** Start **

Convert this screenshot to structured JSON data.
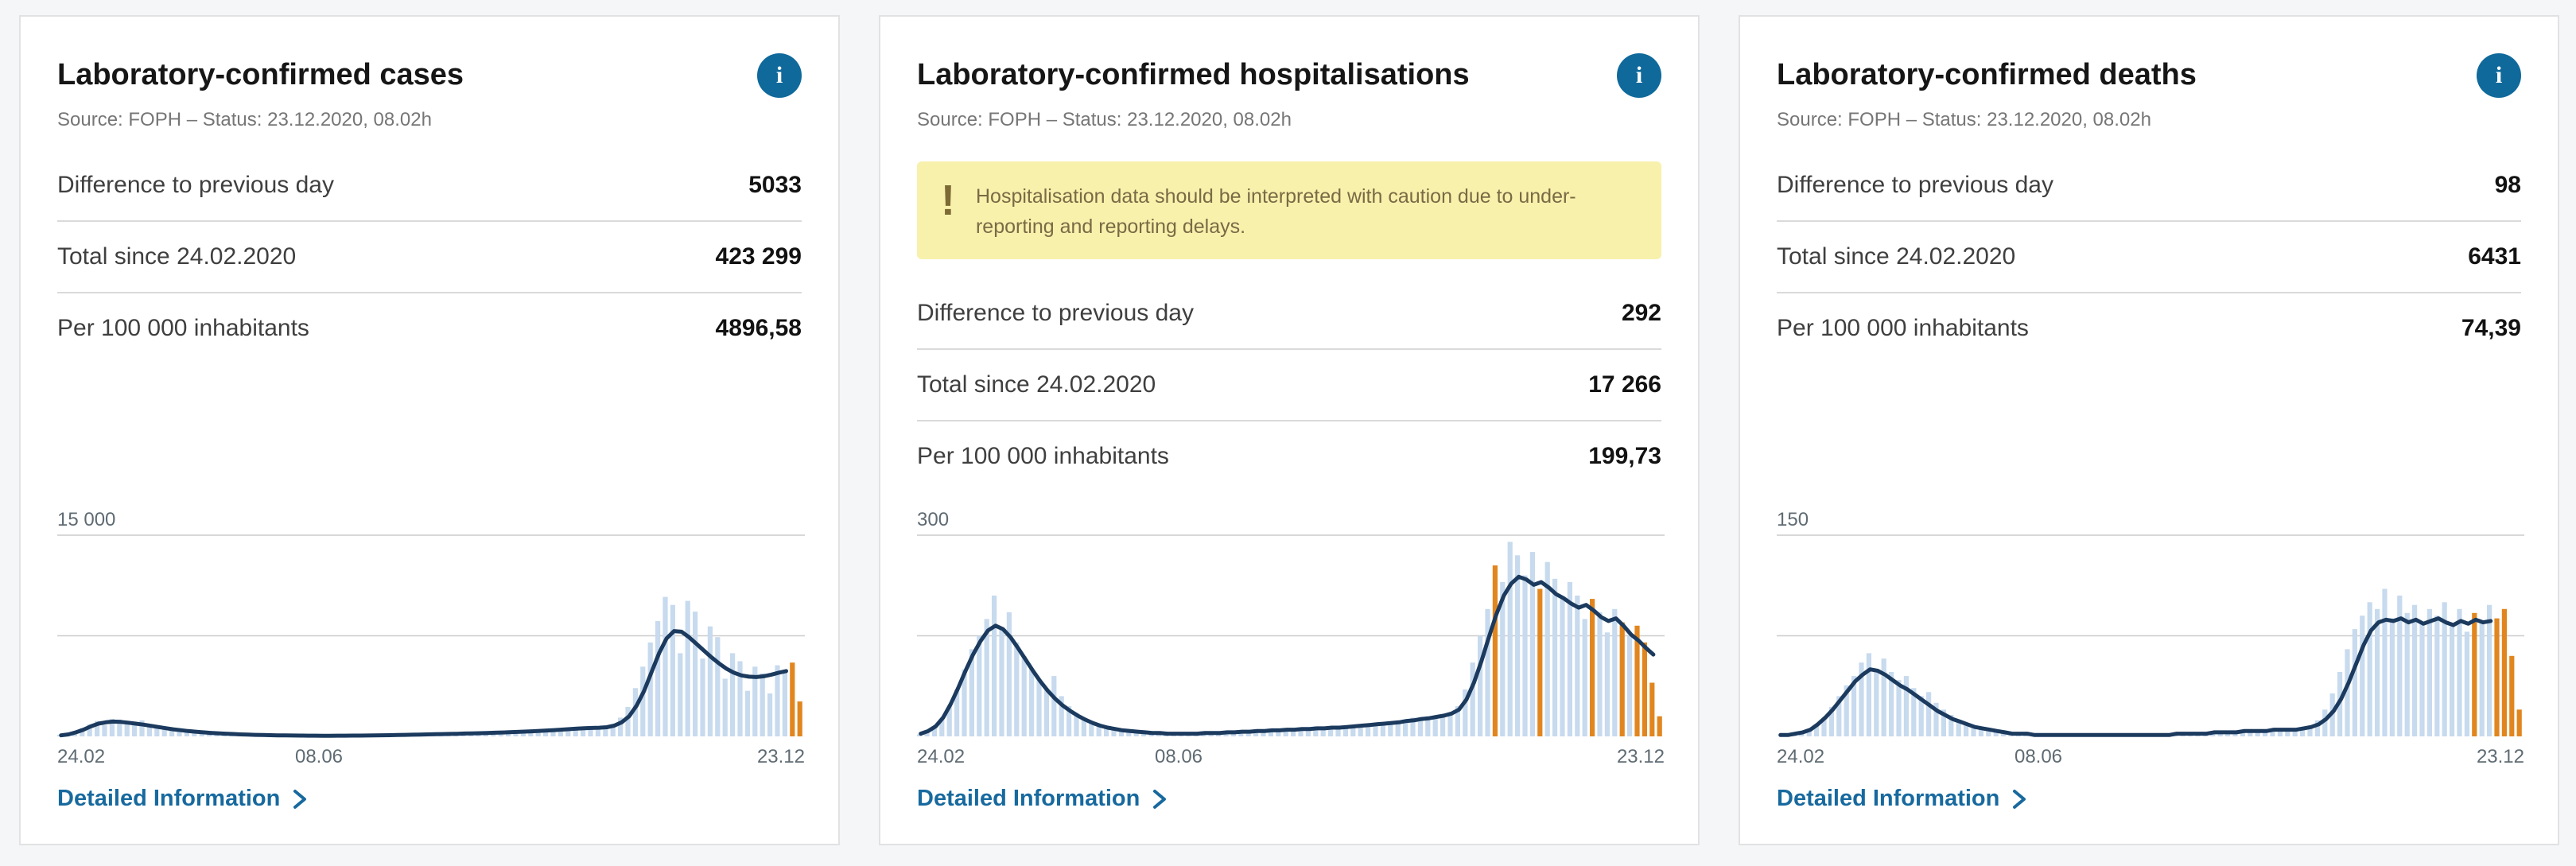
{
  "icons": {
    "info": "i",
    "warning": "!"
  },
  "colors": {
    "page_background": "#f4f6f8",
    "card_border": "#e2e2e2",
    "accent_link": "#17699e",
    "info_badge": "#0f699b",
    "warning_background": "#f8f1ac",
    "warning_foreground": "#7a6a45"
  },
  "cards": [
    {
      "title": "Laboratory-confirmed cases",
      "source": "Source: FOPH – Status: 23.12.2020, 08.02h",
      "stats": [
        {
          "label": "Difference to previous day",
          "value": "5033"
        },
        {
          "label": "Total since 24.02.2020",
          "value": "423 299"
        },
        {
          "label": "Per 100 000 inhabitants",
          "value": "4896,58"
        }
      ],
      "link_label": "Detailed Information"
    },
    {
      "title": "Laboratory-confirmed hospitalisations",
      "source": "Source: FOPH – Status: 23.12.2020, 08.02h",
      "warning_text": "Hospitalisation data should be interpreted with caution due to under-reporting and reporting delays.",
      "stats": [
        {
          "label": "Difference to previous day",
          "value": "292"
        },
        {
          "label": "Total since 24.02.2020",
          "value": "17 266"
        },
        {
          "label": "Per 100 000 inhabitants",
          "value": "199,73"
        }
      ],
      "link_label": "Detailed Information"
    },
    {
      "title": "Laboratory-confirmed deaths",
      "source": "Source: FOPH – Status: 23.12.2020, 08.02h",
      "stats": [
        {
          "label": "Difference to previous day",
          "value": "98"
        },
        {
          "label": "Total since 24.02.2020",
          "value": "6431"
        },
        {
          "label": "Per 100 000 inhabitants",
          "value": "74,39"
        }
      ],
      "link_label": "Detailed Information"
    }
  ],
  "chart_data": [
    {
      "type": "bar",
      "title": "",
      "x_ticks": [
        "24.02",
        "08.06",
        "23.12"
      ],
      "x_tick_positions": [
        0,
        0.35,
        1
      ],
      "ymax": 15000,
      "ymax_label": "15 000",
      "ylim": [
        0,
        15000
      ],
      "gridlines": [
        7500,
        15000
      ],
      "bars": [
        120,
        200,
        380,
        620,
        900,
        1150,
        850,
        1300,
        1250,
        1100,
        980,
        1200,
        880,
        720,
        600,
        500,
        430,
        360,
        300,
        260,
        220,
        185,
        155,
        125,
        105,
        90,
        80,
        70,
        62,
        56,
        50,
        46,
        42,
        40,
        36,
        40,
        46,
        42,
        50,
        46,
        56,
        62,
        70,
        66,
        82,
        92,
        102,
        112,
        132,
        122,
        152,
        172,
        162,
        182,
        202,
        222,
        212,
        252,
        272,
        302,
        322,
        352,
        332,
        382,
        422,
        452,
        482,
        522,
        502,
        552,
        602,
        582,
        652,
        702,
        900,
        1400,
        2200,
        3600,
        5200,
        7000,
        8600,
        10400,
        9800,
        6200,
        10100,
        9300,
        5800,
        8200,
        7400,
        4300,
        6200,
        5600,
        3400,
        5200,
        4700,
        3200,
        5300,
        4800,
        5500,
        2600
      ],
      "line": [
        80,
        150,
        300,
        500,
        750,
        950,
        1050,
        1100,
        1080,
        1020,
        950,
        880,
        790,
        700,
        610,
        530,
        460,
        400,
        350,
        300,
        260,
        230,
        200,
        175,
        150,
        130,
        115,
        100,
        90,
        80,
        72,
        65,
        60,
        56,
        52,
        50,
        50,
        52,
        55,
        58,
        62,
        68,
        75,
        82,
        90,
        100,
        110,
        122,
        135,
        148,
        160,
        172,
        185,
        198,
        212,
        226,
        240,
        255,
        272,
        290,
        310,
        332,
        355,
        380,
        408,
        438,
        470,
        505,
        540,
        575,
        605,
        628,
        648,
        680,
        800,
        1050,
        1500,
        2300,
        3400,
        4800,
        6200,
        7300,
        7850,
        7800,
        7400,
        6900,
        6400,
        5900,
        5450,
        5050,
        4750,
        4550,
        4450,
        4420,
        4480,
        4600,
        4750,
        4870,
        null,
        null
      ],
      "orange_indices": [
        98,
        99
      ],
      "colors": {
        "bar": "#c7daee",
        "line": "#1b3a5e",
        "provisional": "#e1861f",
        "grid": "#cccccc",
        "tick": "#5f6b73"
      }
    },
    {
      "type": "bar",
      "title": "",
      "x_ticks": [
        "24.02",
        "08.06",
        "23.12"
      ],
      "x_tick_positions": [
        0,
        0.35,
        1
      ],
      "ymax": 300,
      "ymax_label": "300",
      "ylim": [
        0,
        300
      ],
      "gridlines": [
        150,
        300
      ],
      "bars": [
        3,
        6,
        12,
        25,
        45,
        70,
        100,
        130,
        150,
        175,
        210,
        160,
        185,
        140,
        120,
        100,
        85,
        70,
        90,
        60,
        45,
        35,
        28,
        22,
        18,
        14,
        10,
        8,
        7,
        6,
        5,
        4,
        5,
        4,
        3,
        4,
        3,
        4,
        5,
        4,
        5,
        6,
        8,
        6,
        9,
        7,
        10,
        8,
        11,
        9,
        12,
        10,
        13,
        11,
        14,
        12,
        15,
        13,
        16,
        18,
        15,
        20,
        17,
        22,
        19,
        25,
        28,
        24,
        30,
        26,
        32,
        35,
        45,
        70,
        110,
        150,
        190,
        255,
        230,
        290,
        270,
        240,
        275,
        220,
        260,
        235,
        205,
        230,
        210,
        175,
        205,
        185,
        155,
        190,
        170,
        150,
        165,
        140,
        80,
        30
      ],
      "line": [
        4,
        8,
        15,
        28,
        48,
        72,
        98,
        122,
        142,
        158,
        165,
        160,
        148,
        132,
        115,
        98,
        82,
        68,
        56,
        46,
        38,
        31,
        25,
        20,
        16,
        13,
        11,
        9,
        8,
        7,
        6,
        5,
        5,
        4,
        4,
        4,
        4,
        4,
        5,
        5,
        5,
        6,
        6,
        7,
        7,
        8,
        8,
        9,
        9,
        10,
        10,
        11,
        11,
        12,
        12,
        13,
        13,
        14,
        15,
        16,
        17,
        18,
        19,
        20,
        21,
        23,
        24,
        26,
        27,
        29,
        31,
        34,
        40,
        55,
        80,
        112,
        148,
        182,
        210,
        228,
        238,
        234,
        226,
        230,
        222,
        212,
        206,
        198,
        192,
        196,
        188,
        178,
        172,
        176,
        165,
        152,
        143,
        132,
        122,
        null
      ],
      "orange_indices": [
        77,
        83,
        90,
        94,
        96,
        97,
        98,
        99
      ],
      "colors": {
        "bar": "#c7daee",
        "line": "#1b3a5e",
        "provisional": "#e1861f",
        "grid": "#cccccc",
        "tick": "#5f6b73"
      }
    },
    {
      "type": "bar",
      "title": "",
      "x_ticks": [
        "24.02",
        "08.06",
        "23.12"
      ],
      "x_tick_positions": [
        0,
        0.35,
        1
      ],
      "ymax": 150,
      "ymax_label": "150",
      "ylim": [
        0,
        150
      ],
      "gridlines": [
        75,
        150
      ],
      "bars": [
        0,
        0,
        1,
        2,
        4,
        8,
        14,
        22,
        30,
        38,
        45,
        55,
        62,
        50,
        58,
        48,
        42,
        45,
        36,
        30,
        33,
        25,
        20,
        16,
        12,
        10,
        8,
        6,
        4,
        3,
        2,
        2,
        1,
        1,
        1,
        1,
        1,
        0,
        1,
        0,
        1,
        1,
        0,
        1,
        1,
        0,
        1,
        1,
        1,
        0,
        1,
        1,
        1,
        1,
        2,
        1,
        2,
        2,
        3,
        2,
        4,
        3,
        5,
        4,
        3,
        5,
        4,
        6,
        5,
        4,
        6,
        8,
        12,
        20,
        32,
        48,
        65,
        80,
        90,
        100,
        95,
        110,
        88,
        105,
        92,
        98,
        85,
        95,
        90,
        100,
        82,
        95,
        78,
        92,
        85,
        98,
        88,
        95,
        60,
        20
      ],
      "line": [
        1,
        1,
        2,
        3,
        5,
        9,
        14,
        20,
        27,
        34,
        41,
        46,
        50,
        49,
        46,
        42,
        38,
        35,
        31,
        27,
        23,
        19,
        16,
        13,
        11,
        9,
        7,
        6,
        5,
        4,
        3,
        2,
        2,
        2,
        1,
        1,
        1,
        1,
        1,
        1,
        1,
        1,
        1,
        1,
        1,
        1,
        1,
        1,
        1,
        1,
        1,
        1,
        1,
        2,
        2,
        2,
        2,
        2,
        3,
        3,
        3,
        3,
        4,
        4,
        4,
        4,
        5,
        5,
        5,
        5,
        6,
        7,
        9,
        13,
        19,
        28,
        40,
        54,
        68,
        79,
        85,
        87,
        86,
        88,
        85,
        87,
        84,
        86,
        88,
        85,
        83,
        86,
        84,
        87,
        85,
        86,
        null,
        null,
        null,
        null
      ],
      "orange_indices": [
        93,
        96,
        97,
        98,
        99
      ],
      "colors": {
        "bar": "#c7daee",
        "line": "#1b3a5e",
        "provisional": "#e1861f",
        "grid": "#cccccc",
        "tick": "#5f6b73"
      }
    }
  ]
}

** End **

Count how many lines above carry the word "value". Only the number is required.

:: The response ::
9